EXERCISE DIRECTIONS ->
Write out every record in full, exactly as written, please.

TASK DATA ->
============

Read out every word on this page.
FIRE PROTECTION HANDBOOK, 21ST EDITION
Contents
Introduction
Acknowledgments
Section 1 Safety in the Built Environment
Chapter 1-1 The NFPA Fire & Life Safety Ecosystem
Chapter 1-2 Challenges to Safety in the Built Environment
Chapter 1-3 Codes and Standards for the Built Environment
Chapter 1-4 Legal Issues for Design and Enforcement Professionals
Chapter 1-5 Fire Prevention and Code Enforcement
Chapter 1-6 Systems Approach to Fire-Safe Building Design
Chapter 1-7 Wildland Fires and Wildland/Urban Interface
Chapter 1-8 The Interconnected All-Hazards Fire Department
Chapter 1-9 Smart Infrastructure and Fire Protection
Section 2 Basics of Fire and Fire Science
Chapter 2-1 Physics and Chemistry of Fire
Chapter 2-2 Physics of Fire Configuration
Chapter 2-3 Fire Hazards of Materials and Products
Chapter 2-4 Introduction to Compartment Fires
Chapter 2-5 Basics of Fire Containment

============

RESPONSE TO THE EXERCISE ->
Read out every word on this page.
FIRE PROTECTION HANDBOOK, 21ST EDITION
Contents
Introduction
Acknowledgments
Section 1 Safety in the Built Environment
Chapter 1-1 The NFPA Fire & Life Safety Ecosystem
Chapter 1-2 Challenges to Safety in the Built Environment
Chapter 1-3 Codes and Standards for the Built Environment
Chapter 1-4 Legal Issues for Design and Enforcement Professionals
Chapter 1-5 Fire Prevention and Code Enforcement
Chapter 1-6 Systems Approach to Fire-Safe Building Design
Chapter 1-7 Wildland Fires and Wildland/Urban Interface
Chapter 1-8 The Interconnected All-Hazards Fire Department
Chapter 1-9 Smart Infrastructure and Fire Protection
Section 2 Basics of Fire and Fire Science
Chapter 2-1 Physics and Chemistry of Fire
Chapter 2-2 Physics of Fire Configuration
Chapter 2-3 Fire Hazards of Materials and Products
Chapter 2-4 Introduction to Compartment Fires
Chapter 2-5 Basics of Fire Containment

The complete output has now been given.